◆ **Exercise instructions**
Read the records below and copy each line that contains "Reichspostverwaltung".

◆ **Records to use**
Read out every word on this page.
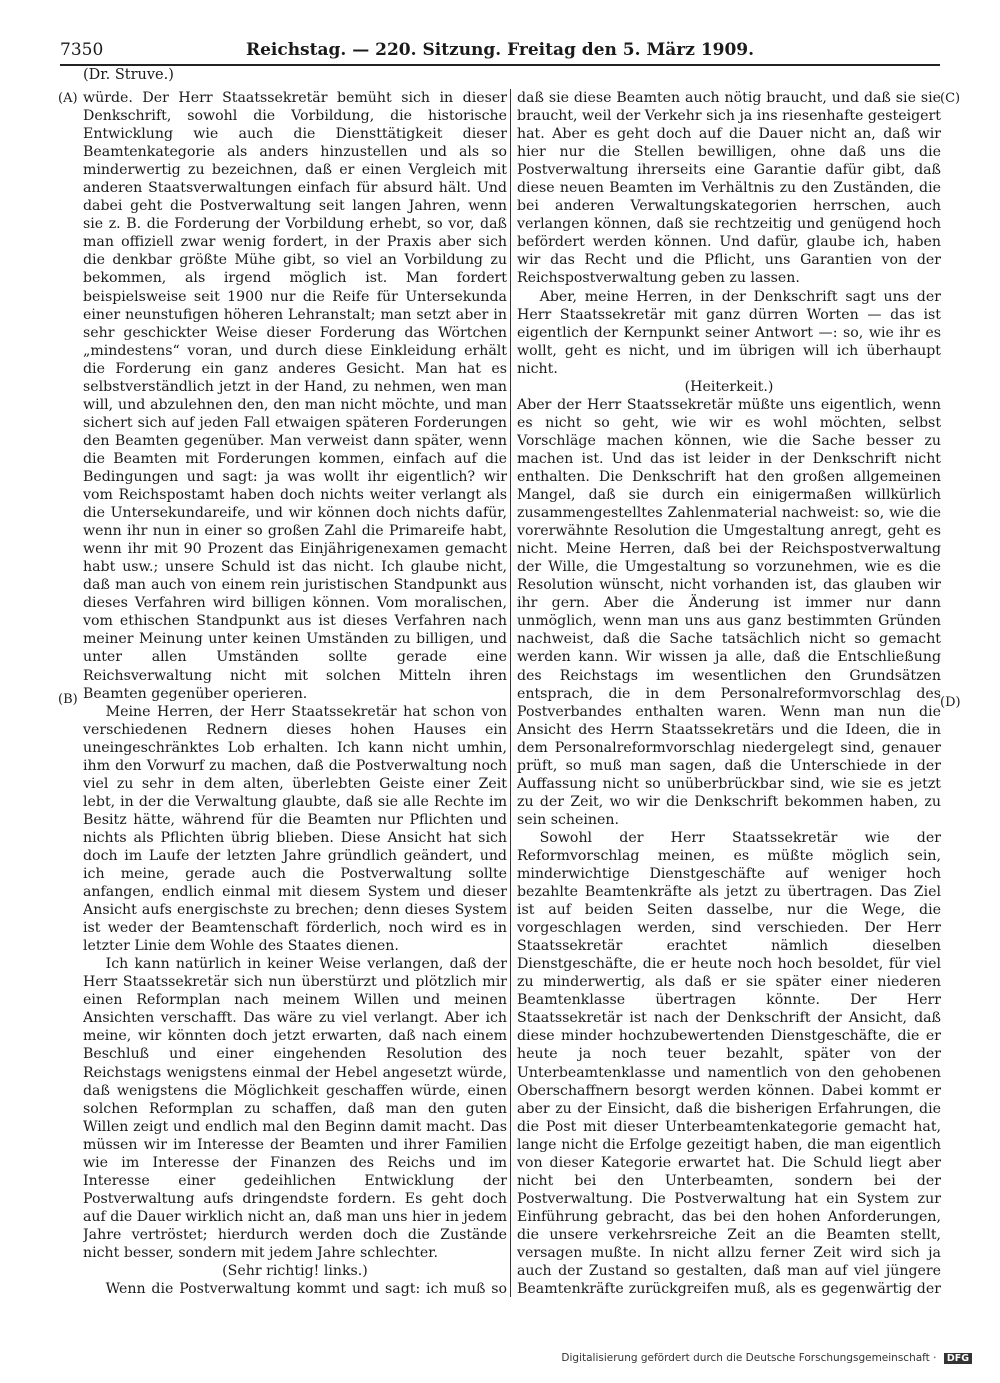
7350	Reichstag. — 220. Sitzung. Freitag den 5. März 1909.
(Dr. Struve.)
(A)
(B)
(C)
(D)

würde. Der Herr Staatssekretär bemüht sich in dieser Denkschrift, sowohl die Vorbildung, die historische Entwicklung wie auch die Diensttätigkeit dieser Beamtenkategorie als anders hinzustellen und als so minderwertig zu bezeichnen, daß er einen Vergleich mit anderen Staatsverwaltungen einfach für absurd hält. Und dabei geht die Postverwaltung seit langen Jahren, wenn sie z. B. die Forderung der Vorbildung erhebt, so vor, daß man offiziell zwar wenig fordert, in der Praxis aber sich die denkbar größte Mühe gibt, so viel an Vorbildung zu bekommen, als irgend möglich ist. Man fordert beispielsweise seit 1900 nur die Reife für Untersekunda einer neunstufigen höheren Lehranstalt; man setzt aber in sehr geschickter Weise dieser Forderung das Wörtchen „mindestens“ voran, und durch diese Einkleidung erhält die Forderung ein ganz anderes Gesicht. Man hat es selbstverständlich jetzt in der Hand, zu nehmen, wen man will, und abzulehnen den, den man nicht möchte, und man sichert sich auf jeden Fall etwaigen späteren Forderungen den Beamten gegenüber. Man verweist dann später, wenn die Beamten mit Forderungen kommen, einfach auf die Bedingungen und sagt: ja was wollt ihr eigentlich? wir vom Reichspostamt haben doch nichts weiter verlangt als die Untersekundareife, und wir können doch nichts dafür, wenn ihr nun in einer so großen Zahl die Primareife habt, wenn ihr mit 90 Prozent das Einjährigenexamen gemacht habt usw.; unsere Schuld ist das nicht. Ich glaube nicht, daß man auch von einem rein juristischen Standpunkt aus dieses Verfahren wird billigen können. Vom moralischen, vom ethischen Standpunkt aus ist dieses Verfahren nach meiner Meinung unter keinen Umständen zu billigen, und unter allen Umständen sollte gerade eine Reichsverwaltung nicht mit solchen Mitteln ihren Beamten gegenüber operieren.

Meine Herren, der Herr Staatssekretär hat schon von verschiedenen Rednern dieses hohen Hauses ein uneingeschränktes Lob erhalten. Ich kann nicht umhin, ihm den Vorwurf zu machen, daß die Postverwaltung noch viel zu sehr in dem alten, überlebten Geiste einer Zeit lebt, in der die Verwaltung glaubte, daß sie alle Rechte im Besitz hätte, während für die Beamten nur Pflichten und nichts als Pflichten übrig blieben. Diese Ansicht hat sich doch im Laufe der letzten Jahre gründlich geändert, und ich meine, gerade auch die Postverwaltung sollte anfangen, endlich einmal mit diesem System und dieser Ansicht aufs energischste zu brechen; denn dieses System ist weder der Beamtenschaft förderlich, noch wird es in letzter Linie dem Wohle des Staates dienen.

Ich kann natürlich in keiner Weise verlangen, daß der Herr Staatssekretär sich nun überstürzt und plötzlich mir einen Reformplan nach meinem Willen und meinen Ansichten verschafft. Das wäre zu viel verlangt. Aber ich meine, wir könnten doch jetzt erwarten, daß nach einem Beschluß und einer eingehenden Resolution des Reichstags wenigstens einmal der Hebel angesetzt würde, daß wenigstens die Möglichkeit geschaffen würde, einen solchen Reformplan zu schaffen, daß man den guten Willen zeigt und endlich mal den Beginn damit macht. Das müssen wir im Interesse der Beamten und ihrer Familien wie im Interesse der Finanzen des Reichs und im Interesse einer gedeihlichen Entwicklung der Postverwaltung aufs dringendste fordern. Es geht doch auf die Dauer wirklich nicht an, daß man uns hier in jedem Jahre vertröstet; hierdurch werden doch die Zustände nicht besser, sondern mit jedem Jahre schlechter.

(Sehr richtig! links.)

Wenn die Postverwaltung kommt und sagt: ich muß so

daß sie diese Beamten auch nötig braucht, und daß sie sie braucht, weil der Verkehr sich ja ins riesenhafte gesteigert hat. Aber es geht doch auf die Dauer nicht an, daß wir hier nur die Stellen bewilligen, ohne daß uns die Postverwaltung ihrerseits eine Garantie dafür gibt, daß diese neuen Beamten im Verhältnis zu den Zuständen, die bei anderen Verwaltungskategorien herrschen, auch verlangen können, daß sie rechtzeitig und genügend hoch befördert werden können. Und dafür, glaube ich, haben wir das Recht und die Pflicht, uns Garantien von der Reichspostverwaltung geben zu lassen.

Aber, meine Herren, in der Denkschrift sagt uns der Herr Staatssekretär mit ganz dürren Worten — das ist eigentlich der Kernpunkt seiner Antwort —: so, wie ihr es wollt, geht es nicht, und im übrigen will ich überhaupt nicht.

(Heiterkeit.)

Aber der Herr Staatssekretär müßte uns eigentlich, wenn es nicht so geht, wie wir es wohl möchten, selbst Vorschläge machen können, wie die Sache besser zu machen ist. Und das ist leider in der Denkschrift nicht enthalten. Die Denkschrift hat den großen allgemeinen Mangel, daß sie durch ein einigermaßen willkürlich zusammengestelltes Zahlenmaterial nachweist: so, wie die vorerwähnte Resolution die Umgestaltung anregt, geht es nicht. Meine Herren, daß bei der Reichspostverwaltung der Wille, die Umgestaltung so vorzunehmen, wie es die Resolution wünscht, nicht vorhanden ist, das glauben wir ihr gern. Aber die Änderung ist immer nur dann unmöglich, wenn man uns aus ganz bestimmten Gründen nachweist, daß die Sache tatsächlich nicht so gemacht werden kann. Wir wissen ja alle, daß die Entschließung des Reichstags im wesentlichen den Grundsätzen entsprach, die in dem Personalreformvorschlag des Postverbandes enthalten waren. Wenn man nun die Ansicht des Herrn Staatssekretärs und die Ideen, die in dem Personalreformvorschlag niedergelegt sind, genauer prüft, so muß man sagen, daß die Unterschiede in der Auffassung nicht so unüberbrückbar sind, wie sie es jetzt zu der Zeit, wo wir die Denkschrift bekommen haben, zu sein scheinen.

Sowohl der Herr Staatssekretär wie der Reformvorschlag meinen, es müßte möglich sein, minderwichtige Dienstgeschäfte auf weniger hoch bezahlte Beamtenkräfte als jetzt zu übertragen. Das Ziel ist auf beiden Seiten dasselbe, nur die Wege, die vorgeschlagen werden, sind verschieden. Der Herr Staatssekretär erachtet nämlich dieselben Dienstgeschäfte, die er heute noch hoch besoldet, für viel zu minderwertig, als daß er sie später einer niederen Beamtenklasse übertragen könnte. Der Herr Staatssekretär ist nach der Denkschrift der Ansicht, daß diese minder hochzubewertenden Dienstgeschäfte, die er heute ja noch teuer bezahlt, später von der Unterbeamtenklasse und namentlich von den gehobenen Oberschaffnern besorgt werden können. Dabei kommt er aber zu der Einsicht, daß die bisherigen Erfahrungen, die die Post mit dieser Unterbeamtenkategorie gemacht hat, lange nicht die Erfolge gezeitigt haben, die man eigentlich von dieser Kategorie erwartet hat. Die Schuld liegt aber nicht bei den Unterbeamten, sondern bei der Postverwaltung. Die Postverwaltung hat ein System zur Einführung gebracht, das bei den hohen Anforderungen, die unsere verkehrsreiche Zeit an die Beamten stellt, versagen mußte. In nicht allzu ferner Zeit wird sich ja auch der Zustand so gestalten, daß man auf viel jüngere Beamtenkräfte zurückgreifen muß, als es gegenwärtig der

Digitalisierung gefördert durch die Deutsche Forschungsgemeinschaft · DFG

◆ **Exercise response**
daß sie diese Beamten auch nötig braucht, und daß sie sie braucht, weil der Verkehr sich ja ins riesenhafte gesteigert hat. Aber es geht doch auf die Dauer nicht an, daß wir hier nur die Stellen bewilligen, ohne daß uns die Postverwaltung ihrerseits eine Garantie dafür gibt, daß diese neuen Beamten im Verhältnis zu den Zuständen, die bei anderen Verwaltungskategorien herrschen, auch verlangen können, daß sie rechtzeitig und genügend hoch befördert werden können. Und dafür, glaube ich, haben wir das Recht und die Pflicht, uns Garantien von der Reichspostverwaltung geben zu lassen.
Aber der Herr Staatssekretär müßte uns eigentlich, wenn es nicht so geht, wie wir es wohl möchten, selbst Vorschläge machen können, wie die Sache besser zu machen ist. Und das ist leider in der Denkschrift nicht enthalten. Die Denkschrift hat den großen allgemeinen Mangel, daß sie durch ein einigermaßen willkürlich zusammengestelltes Zahlenmaterial nachweist: so, wie die vorerwähnte Resolution die Umgestaltung anregt, geht es nicht. Meine Herren, daß bei der Reichspostverwaltung der Wille, die Umgestaltung so vorzunehmen, wie es die Resolution wünscht, nicht vorhanden ist, das glauben wir ihr gern. Aber die Änderung ist immer nur dann unmöglich, wenn man uns aus ganz bestimmten Gründen nachweist, daß die Sache tatsächlich nicht so gemacht werden kann. Wir wissen ja alle, daß die Entschließung des Reichstags im wesentlichen den Grundsätzen entsprach, die in dem Personalreformvorschlag des Postverbandes enthalten waren. Wenn man nun die Ansicht des Herrn Staatssekretärs und die Ideen, die in dem Personalreformvorschlag niedergelegt sind, genauer prüft, so muß man sagen, daß die Unterschiede in der Auffassung nicht so unüberbrückbar sind, wie sie es jetzt zu der Zeit, wo wir die Denkschrift bekommen haben, zu sein scheinen.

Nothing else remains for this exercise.